LA FAYETTE (MADAME DE)

LA FAYETTE (MADAME DE)
LA FAYETTE (MADAME DE)

«Mme de La Fayette a eu raison pendant sa vie. Elle a eu raison après sa mort.» Mme de Sévigné croyait-elle si bien dire et comme prophétiser. Depuis trois siècles, en effet, ce nom a fait éclore un mythe. Qu’importe qu’elle soit auteur plus qu’écrivain si sa postérité littéraire en est encore à s’enrichir de cette sorte de cascade qui (hommage, influence, tentative concertée), en ordre ou dans le désordre, en passant par Constant, Stendhal ou Gobineau, Fromentin ou Radiguet, a nourri l’art du roman.

Est-ce une langueur mélancolique qui la fit surnommer «le brouillard» par les familiers de l’hôtel de Nevers, tandis que d’aucuns vantaient sa «divine raison»? Nul doute qu’elle ait eu son mystère, cette grande dame française, un peu fragile, qui se disant «baignée de paresse» n’en menait pas moins ses affaires avec ardeur, qui, prude, dévote, jeune et non veuve, laissa La Rochefoucauld ne la presque pas quitter, qui, ne détestant pas l’intrigue, ne s’aliéna nulle amitié, et, sensible aux succès mondains, empêcha, néanmoins, qu’aucune de ses œuvres fût publiée sous son nom.

L’intelligence du succès

L’époque était de celles où une fortune trop petite, une érudition trop grande et une noblesse médiocre gênaient l’établissement d’une fille. Or, tout homme de goût qu’il fût, son père, Marc Pioche de La Vergne, n’était que simple écuyer. Sans doute Marie-Madeleine, qui naquit à Paris, eût-elle passé son existence parmi nombre d’honnêtes gens plus cultivés que courtisans, si sa mère, Isabelle Pena, n’eût été assez habile pour la pousser dans le monde. Elle lui donne pour parrain Urbain de Maillé, marquis, maréchal de France et beau-frère de Richelieu; pour marraine, Marie-Madeleine de Vignerol du Plessis, nièce du même Richelieu et future duchesse d’Aiguillon. Retz, le coadjuteur, fréquente la maison, ainsi que Renaud de Sévigné (oncle de la marquise) qu’Isabelle Pena épousera en secondes noces. Les activités frondeuses de ce beau-père turbulent, et qui lui vaudront peut-être son goût pour la politique, n’empêcheront pas Marie-Madeleine d’être, en 1651, demoiselle d’honneur de la reine, et, en 1654, de se lier avec Henriette d’Angleterre, dont elle écrira une vie, et qui séjourne en le couvent de Chaillot. En 1655, elle épousera le frère de la supérieure de ce couvent, Jean François de La Fayette, de vingt ans son aîné; mais un nom, et certaine fortune.

━━━━━━━━

◆ **Travail demandé**:
1) Mettez à jour les lignes du listing, de celle qui contient «footer: Contains HM» jusqu'à celle qui contient «143, 583, 144]», bornes comprises. Remplacez «gridline» par «grid-line» sans rien changer d'autre.
2) Prolongez le texte sur Madame de La Fayette à partir de sa dernière phrase.

━━━━━━━━

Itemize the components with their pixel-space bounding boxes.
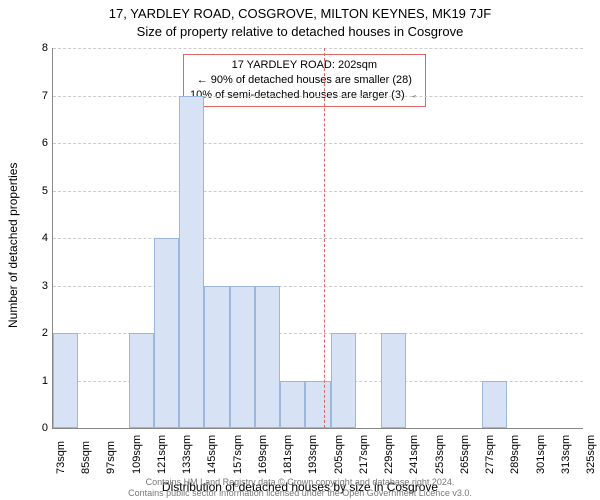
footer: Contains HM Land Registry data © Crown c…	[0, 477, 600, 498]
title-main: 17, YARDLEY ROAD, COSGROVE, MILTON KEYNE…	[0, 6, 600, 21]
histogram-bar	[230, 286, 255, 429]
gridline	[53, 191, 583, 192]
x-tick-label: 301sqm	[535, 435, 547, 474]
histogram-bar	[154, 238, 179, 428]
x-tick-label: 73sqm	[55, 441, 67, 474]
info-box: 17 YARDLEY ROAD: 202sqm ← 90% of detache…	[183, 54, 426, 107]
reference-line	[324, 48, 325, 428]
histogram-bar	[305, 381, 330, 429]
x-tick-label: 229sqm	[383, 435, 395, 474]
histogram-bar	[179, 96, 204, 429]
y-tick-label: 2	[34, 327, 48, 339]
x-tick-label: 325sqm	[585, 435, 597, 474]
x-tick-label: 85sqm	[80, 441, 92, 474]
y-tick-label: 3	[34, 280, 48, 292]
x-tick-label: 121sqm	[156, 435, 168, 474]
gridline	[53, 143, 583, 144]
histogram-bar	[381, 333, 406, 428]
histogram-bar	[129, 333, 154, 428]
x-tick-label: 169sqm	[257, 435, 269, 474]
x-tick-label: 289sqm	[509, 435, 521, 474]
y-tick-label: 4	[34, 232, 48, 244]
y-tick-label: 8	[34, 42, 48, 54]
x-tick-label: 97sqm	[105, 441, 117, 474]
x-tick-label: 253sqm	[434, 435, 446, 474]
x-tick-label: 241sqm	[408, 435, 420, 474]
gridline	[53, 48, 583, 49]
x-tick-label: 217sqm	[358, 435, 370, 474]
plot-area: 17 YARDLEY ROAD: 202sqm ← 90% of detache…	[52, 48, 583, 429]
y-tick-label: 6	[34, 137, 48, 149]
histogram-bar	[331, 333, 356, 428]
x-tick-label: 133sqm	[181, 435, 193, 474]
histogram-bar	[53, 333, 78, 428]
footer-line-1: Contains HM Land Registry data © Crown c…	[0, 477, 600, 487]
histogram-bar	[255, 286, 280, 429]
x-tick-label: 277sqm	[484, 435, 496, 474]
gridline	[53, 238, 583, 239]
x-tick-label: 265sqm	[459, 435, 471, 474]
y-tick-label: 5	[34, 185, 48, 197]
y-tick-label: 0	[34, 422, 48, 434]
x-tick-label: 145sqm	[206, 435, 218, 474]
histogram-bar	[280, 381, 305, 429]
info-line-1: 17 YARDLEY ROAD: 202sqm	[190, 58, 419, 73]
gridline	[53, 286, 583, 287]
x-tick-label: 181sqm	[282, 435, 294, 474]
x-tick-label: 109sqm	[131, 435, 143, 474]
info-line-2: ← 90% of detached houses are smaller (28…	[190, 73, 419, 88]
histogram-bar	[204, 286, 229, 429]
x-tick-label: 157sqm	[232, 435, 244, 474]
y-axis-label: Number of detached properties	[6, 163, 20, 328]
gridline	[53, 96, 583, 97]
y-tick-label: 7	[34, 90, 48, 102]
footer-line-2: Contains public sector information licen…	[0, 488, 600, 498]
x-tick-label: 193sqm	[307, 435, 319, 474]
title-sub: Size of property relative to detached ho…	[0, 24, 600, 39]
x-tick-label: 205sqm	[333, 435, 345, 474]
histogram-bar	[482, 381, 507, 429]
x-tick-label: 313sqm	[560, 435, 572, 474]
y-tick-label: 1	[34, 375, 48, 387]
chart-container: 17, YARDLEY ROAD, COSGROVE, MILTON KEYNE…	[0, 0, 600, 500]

━━━━━━━━

◆ **Corrigé détaillé**:
1)
footer: Contains HM Land Registry data © Crown c…	[0, 477, 600, 498]
title-main: 17, YARDLEY ROAD, COSGROVE, MILTON KEYNE…	[0, 6, 600, 21]
histogram-bar	[230, 286, 255, 429]
grid-line	[53, 191, 583, 192]
x-tick-label: 301sqm	[535, 435, 547, 474]
histogram-bar	[154, 238, 179, 428]
x-tick-label: 73sqm	[55, 441, 67, 474]
info-box: 17 YARDLEY ROAD: 202sqm ← 90% of detache…	[183, 54, 426, 107]
reference-line	[324, 48, 325, 428]
histogram-bar	[305, 381, 330, 429]
x-tick-label: 229sqm	[383, 435, 395, 474]
histogram-bar	[179, 96, 204, 429]
y-tick-label: 2	[34, 327, 48, 339]
x-tick-label: 325sqm	[585, 435, 597, 474]
x-tick-label: 85sqm	[80, 441, 92, 474]
y-tick-label: 3	[34, 280, 48, 292]
x-tick-label: 121sqm	[156, 435, 168, 474]
grid-line	[53, 143, 583, 144]

2)
De «cette chose incommode» que lui paraît être l’amour, elle ne souffrira guère. Laissant en ses terres d’Auvergne un mari fort peu gênant, Mme de La Fayette ne quittera plus Paris jusqu’à sa mort. Le mariage d’Henriette d’Angleterre avec Monsieur, duc d’Orléans, lui ouvrira les portes de la Cour. Son sens pratique et son esprit feront le reste: elle saura mener la carrière de ses fils et devenir «une personne considérable».

Un thème: l’envers de l’amour

Admise à la Cour, témoin de ses plus belles intrigues, est-ce son adresse à doter d’une investiture d’histoire un fait divers qui valut à Mme de La Fayette l’admiration de ses contemporains? Mais le roman plus ou moins historique préexistait! Est-ce l’audace de composer un roman avec ce qui passait pour un sujet de nouvelle? Est-ce son goût pour l’analyse? Mais une certaine analyse n’était absente ni de L’Astrée ni des récits sans fin de Mlle de Scudéry! Est-ce son obsession des ravages de l’amour?

Disposition personnelle ou influence des jansénistes, les errements de la passion lui furent son sujet d’étude: l’amour «monstre de la nature, peste du genre humain, perturbateur du repos public». La Comtesse de Tende (posthume, 1724), c’est la dureté de l’amour. Le Triomphe de l’indifférence , ce sont ses «mortelles douceurs» et ses «longues amertumes». La Princesse de Montpensier (1662), c’est, peinte de façon exemplaire, l’incommodité d’un penchant, Zaïde (1669), roman à la mode espagnole, c’est l’effrayante vision de la jalousie (on songe à l’Albertine de Proust). Enfin, la boucle est bouclée avec la Princesse de Clèves (1678) : d’un engagement éternel naît la perte de l’amour. Tel engagement, qui le tiendrait? Il est pourtant indispensable à l’existence d’un amour... À partir de cette gageure l’analyse va se tisser.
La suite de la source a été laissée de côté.